**DIRECTION**:
Of the lines below, how many hold the string "Highway"? Give only the number.

--*--

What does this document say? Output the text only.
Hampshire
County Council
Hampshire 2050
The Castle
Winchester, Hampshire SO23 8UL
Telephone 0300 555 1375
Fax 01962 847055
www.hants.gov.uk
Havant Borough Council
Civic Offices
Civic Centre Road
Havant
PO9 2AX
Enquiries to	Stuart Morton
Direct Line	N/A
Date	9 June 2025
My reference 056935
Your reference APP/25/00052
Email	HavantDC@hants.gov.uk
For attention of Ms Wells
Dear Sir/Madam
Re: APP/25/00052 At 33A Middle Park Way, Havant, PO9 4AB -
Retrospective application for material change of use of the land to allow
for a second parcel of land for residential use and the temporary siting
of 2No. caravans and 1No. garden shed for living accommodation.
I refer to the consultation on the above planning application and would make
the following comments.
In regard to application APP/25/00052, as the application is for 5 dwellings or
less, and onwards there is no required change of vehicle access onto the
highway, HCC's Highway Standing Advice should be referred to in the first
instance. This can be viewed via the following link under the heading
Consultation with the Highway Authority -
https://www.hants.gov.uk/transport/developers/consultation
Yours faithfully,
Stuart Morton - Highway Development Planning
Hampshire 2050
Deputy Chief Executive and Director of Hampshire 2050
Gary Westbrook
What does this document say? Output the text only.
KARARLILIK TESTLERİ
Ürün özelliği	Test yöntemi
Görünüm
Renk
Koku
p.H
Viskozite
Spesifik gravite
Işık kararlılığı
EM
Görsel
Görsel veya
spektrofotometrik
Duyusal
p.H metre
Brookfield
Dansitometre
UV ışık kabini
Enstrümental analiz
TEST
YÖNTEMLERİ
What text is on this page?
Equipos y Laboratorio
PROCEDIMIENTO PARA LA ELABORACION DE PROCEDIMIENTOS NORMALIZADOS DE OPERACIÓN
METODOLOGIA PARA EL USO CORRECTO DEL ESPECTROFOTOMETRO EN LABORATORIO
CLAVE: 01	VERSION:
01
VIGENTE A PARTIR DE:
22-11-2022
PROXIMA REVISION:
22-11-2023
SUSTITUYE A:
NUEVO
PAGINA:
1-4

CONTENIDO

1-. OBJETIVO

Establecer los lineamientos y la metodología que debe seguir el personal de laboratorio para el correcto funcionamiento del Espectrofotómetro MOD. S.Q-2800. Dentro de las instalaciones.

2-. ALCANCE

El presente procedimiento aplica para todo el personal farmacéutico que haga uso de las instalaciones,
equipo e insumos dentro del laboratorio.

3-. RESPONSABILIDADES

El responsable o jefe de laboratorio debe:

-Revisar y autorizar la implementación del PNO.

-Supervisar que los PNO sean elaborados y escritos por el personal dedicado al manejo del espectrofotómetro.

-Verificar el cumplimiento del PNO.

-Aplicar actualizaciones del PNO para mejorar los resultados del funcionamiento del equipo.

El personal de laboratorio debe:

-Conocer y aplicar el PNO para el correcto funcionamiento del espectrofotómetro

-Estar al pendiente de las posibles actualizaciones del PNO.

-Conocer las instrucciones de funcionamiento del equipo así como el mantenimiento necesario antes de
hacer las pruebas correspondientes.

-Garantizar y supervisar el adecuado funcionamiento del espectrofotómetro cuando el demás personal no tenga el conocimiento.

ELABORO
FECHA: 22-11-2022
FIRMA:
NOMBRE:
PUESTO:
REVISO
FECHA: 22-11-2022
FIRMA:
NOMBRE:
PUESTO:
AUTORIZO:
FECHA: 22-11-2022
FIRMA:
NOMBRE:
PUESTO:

--*--

**ANSWER TO THIS TASK**:
3